• _What you are asked to do_
Locate each line in the listing below that contains the string "Text" and copy those lines. Case matters.

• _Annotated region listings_

##########

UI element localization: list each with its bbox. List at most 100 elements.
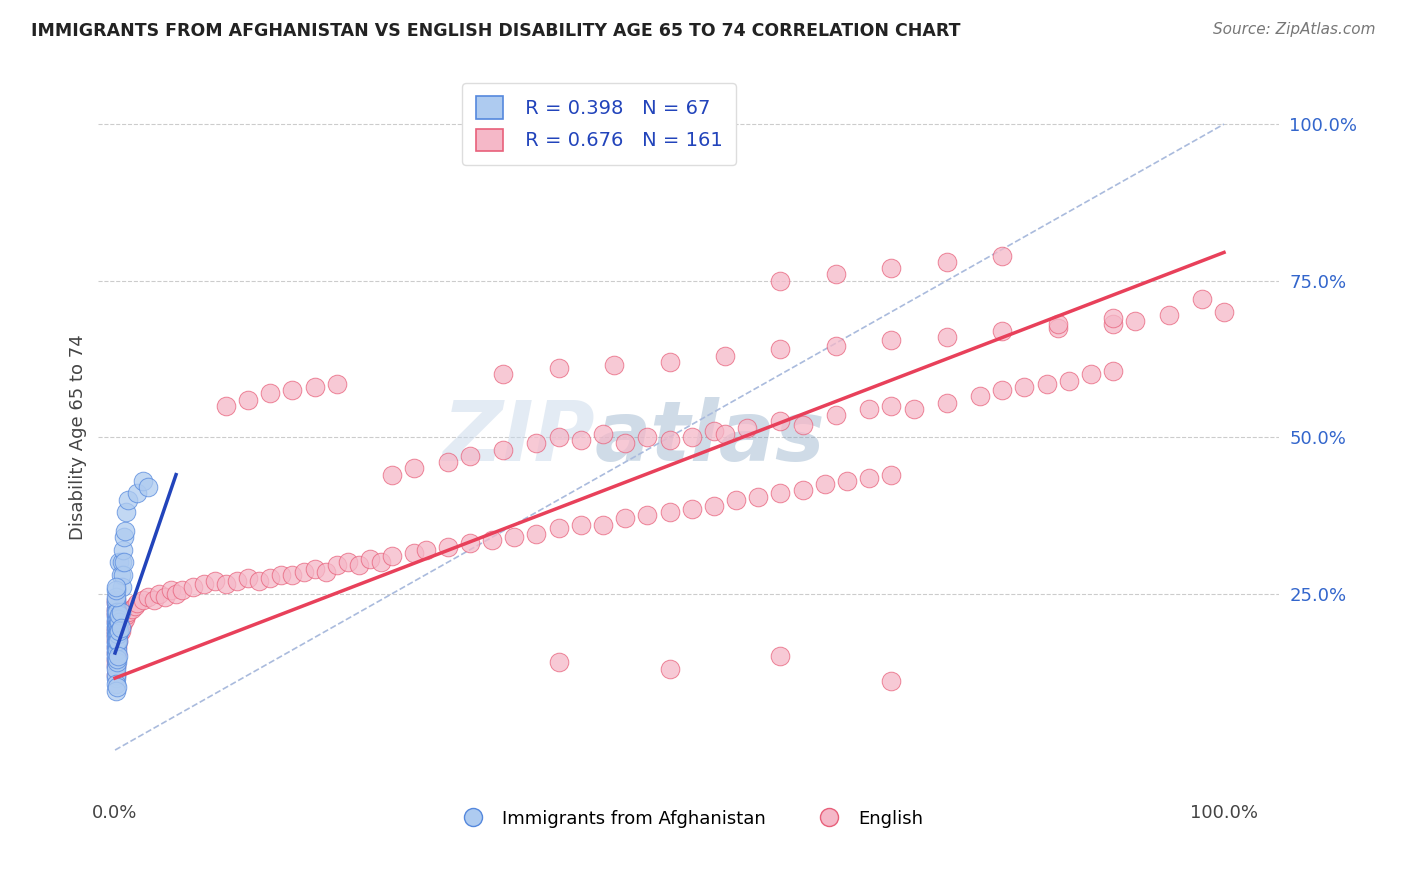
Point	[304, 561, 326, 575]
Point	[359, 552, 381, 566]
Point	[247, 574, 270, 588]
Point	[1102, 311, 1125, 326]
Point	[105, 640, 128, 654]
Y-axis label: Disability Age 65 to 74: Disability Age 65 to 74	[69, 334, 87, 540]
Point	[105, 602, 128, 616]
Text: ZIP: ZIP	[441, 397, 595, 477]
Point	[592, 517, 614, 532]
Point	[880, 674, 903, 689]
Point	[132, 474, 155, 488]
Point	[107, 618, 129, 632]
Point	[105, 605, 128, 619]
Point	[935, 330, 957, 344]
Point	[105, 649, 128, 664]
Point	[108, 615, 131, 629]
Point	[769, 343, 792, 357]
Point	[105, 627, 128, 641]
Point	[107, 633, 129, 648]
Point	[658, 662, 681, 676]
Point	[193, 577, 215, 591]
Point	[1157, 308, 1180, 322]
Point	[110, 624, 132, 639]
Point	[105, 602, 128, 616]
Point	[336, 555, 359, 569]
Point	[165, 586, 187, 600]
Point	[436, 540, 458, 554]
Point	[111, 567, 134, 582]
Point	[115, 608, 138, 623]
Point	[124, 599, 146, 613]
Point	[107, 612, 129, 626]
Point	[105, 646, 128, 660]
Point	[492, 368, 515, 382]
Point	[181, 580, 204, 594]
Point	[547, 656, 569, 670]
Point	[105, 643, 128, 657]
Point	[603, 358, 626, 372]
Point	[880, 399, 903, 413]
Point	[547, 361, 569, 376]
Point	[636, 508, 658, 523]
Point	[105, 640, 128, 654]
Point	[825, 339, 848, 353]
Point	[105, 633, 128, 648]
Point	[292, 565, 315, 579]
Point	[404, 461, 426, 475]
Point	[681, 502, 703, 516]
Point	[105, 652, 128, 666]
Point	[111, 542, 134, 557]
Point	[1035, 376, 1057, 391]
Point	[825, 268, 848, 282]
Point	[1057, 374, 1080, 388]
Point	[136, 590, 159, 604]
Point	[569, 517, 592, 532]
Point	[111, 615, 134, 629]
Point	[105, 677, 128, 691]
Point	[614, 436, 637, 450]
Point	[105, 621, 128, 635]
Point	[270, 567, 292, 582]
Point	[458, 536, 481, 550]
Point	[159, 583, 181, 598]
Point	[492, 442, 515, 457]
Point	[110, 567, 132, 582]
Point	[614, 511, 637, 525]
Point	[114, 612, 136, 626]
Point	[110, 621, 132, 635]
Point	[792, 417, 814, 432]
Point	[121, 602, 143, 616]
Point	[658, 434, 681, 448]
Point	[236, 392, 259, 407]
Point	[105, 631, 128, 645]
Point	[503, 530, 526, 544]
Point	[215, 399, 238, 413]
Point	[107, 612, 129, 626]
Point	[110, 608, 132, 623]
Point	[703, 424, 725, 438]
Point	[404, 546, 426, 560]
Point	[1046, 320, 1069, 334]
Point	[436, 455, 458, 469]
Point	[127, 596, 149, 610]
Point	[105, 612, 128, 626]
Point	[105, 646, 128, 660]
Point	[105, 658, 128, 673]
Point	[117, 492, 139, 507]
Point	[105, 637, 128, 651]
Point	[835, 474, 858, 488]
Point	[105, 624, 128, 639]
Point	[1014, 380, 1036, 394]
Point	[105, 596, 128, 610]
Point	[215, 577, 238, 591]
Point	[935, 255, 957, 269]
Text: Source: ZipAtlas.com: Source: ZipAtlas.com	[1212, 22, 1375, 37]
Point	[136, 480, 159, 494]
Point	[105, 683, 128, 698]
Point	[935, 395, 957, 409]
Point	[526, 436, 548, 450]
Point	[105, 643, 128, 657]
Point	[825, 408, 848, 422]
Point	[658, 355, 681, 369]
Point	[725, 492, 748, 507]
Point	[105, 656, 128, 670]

##########

• _Exercise result_
Text: ZIP: ZIP	[441, 397, 595, 477]
Text: Source: ZipAtlas.com: Source: ZipAtlas.com	[1212, 22, 1375, 37]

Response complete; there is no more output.